TASK REQUIREMENTS
How many lines in the listing below include the word "จะเร"? Reply with the count alone.

Data entries
* start *
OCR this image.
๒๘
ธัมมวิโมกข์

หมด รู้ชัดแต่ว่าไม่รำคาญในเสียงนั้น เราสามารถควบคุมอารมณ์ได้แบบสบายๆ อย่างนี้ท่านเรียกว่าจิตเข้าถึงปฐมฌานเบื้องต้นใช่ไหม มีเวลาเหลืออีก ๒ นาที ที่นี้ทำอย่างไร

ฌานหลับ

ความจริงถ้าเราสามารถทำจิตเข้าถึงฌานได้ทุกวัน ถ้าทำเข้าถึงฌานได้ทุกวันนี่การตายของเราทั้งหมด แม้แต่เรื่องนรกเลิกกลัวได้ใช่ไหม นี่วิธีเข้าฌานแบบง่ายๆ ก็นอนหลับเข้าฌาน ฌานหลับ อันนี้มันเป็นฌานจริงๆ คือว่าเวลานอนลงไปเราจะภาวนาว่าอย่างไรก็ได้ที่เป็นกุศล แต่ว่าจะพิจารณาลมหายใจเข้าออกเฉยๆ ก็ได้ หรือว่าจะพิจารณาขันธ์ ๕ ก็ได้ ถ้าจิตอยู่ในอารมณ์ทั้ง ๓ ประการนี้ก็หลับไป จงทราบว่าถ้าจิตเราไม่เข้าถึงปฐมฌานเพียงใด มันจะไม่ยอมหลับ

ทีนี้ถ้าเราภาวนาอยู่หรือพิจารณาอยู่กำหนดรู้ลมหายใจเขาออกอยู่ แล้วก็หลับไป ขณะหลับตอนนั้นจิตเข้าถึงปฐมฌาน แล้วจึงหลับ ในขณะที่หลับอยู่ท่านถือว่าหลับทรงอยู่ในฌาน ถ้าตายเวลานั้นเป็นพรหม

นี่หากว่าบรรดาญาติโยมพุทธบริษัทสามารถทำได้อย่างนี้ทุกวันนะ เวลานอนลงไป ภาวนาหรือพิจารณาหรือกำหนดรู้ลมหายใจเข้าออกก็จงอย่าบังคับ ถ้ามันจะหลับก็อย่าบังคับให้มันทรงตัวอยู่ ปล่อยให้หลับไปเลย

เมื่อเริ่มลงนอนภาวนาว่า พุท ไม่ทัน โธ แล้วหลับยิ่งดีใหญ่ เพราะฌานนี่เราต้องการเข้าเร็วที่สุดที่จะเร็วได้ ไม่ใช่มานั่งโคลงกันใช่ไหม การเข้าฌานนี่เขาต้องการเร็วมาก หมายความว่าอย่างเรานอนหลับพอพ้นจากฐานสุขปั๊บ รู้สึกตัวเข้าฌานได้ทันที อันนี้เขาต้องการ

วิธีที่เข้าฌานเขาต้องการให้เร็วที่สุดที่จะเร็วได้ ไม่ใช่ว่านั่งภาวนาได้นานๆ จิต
* end *
REPLY TO THE EXERCISE
2